— Start Record excerpts —

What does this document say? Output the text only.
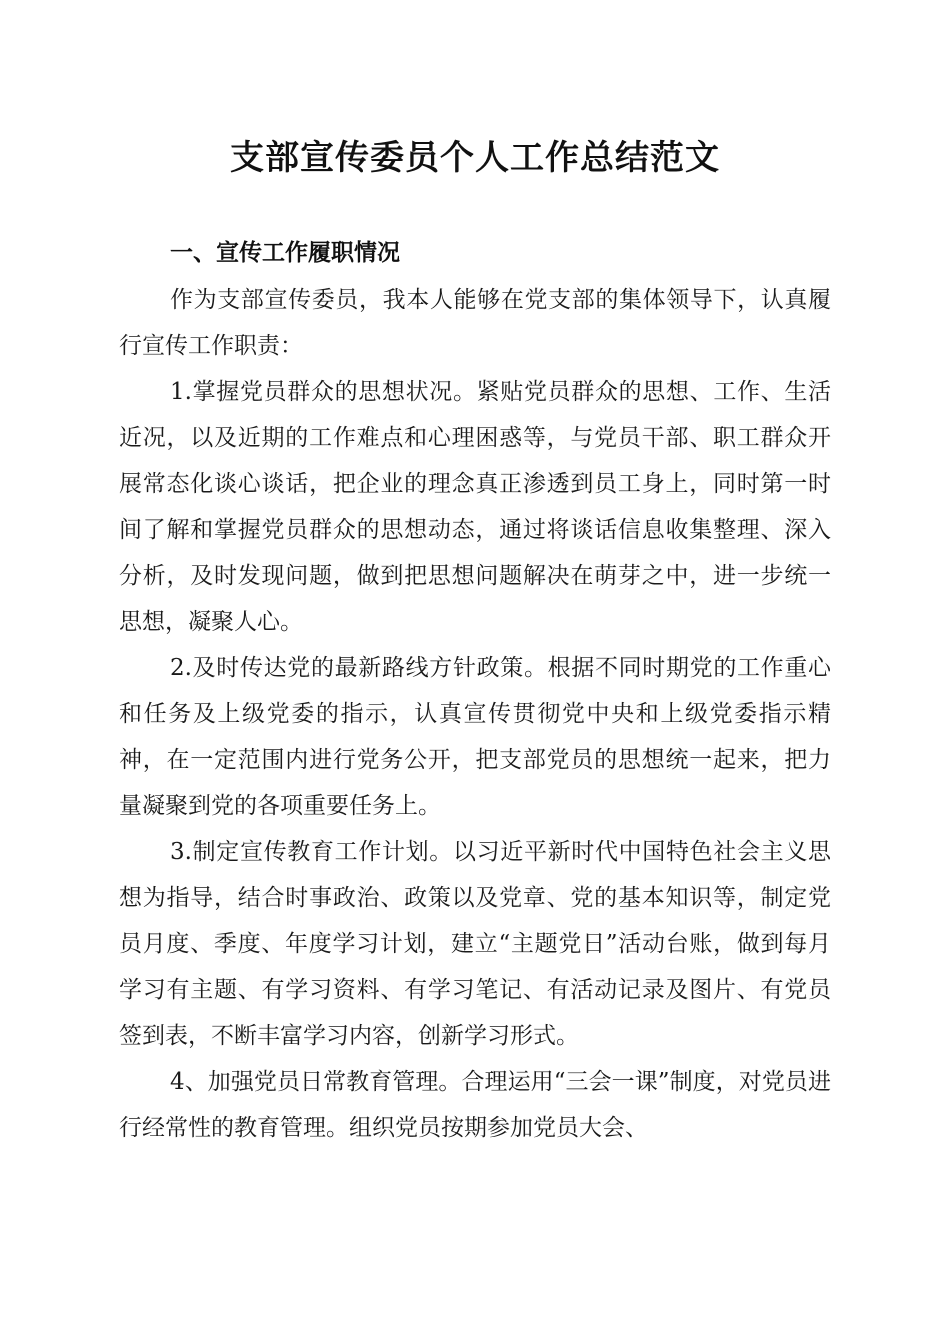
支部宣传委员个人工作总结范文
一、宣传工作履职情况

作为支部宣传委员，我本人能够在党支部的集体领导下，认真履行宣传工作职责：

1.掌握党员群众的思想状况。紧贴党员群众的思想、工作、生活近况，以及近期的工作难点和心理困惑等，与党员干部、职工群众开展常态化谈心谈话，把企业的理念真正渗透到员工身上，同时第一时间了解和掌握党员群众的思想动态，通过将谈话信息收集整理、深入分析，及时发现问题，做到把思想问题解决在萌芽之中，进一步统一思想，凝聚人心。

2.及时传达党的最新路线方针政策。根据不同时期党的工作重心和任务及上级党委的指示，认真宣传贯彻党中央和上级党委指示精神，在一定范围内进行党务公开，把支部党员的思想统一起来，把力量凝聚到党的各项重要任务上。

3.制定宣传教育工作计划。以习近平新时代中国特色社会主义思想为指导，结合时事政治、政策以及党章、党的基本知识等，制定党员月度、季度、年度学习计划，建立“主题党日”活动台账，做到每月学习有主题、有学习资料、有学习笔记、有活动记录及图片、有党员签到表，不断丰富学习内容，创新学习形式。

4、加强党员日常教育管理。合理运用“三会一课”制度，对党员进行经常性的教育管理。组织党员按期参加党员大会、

— End Record excerpts —

- [Short problem]:
Repeat all the records above exactly, leaving out any pictures.

- [Exercise result]:
What does this document say? Output the text only.
支部宣传委员个人工作总结范文
一、宣传工作履职情况

作为支部宣传委员，我本人能够在党支部的集体领导下，认真履行宣传工作职责：

1.掌握党员群众的思想状况。紧贴党员群众的思想、工作、生活近况，以及近期的工作难点和心理困惑等，与党员干部、职工群众开展常态化谈心谈话，把企业的理念真正渗透到员工身上，同时第一时间了解和掌握党员群众的思想动态，通过将谈话信息收集整理、深入分析，及时发现问题，做到把思想问题解决在萌芽之中，进一步统一思想，凝聚人心。

2.及时传达党的最新路线方针政策。根据不同时期党的工作重心和任务及上级党委的指示，认真宣传贯彻党中央和上级党委指示精神，在一定范围内进行党务公开，把支部党员的思想统一起来，把力量凝聚到党的各项重要任务上。

3.制定宣传教育工作计划。以习近平新时代中国特色社会主义思想为指导，结合时事政治、政策以及党章、党的基本知识等，制定党员月度、季度、年度学习计划，建立“主题党日”活动台账，做到每月学习有主题、有学习资料、有学习笔记、有活动记录及图片、有党员签到表，不断丰富学习内容，创新学习形式。

4、加强党员日常教育管理。合理运用“三会一课”制度，对党员进行经常性的教育管理。组织党员按期参加党员大会、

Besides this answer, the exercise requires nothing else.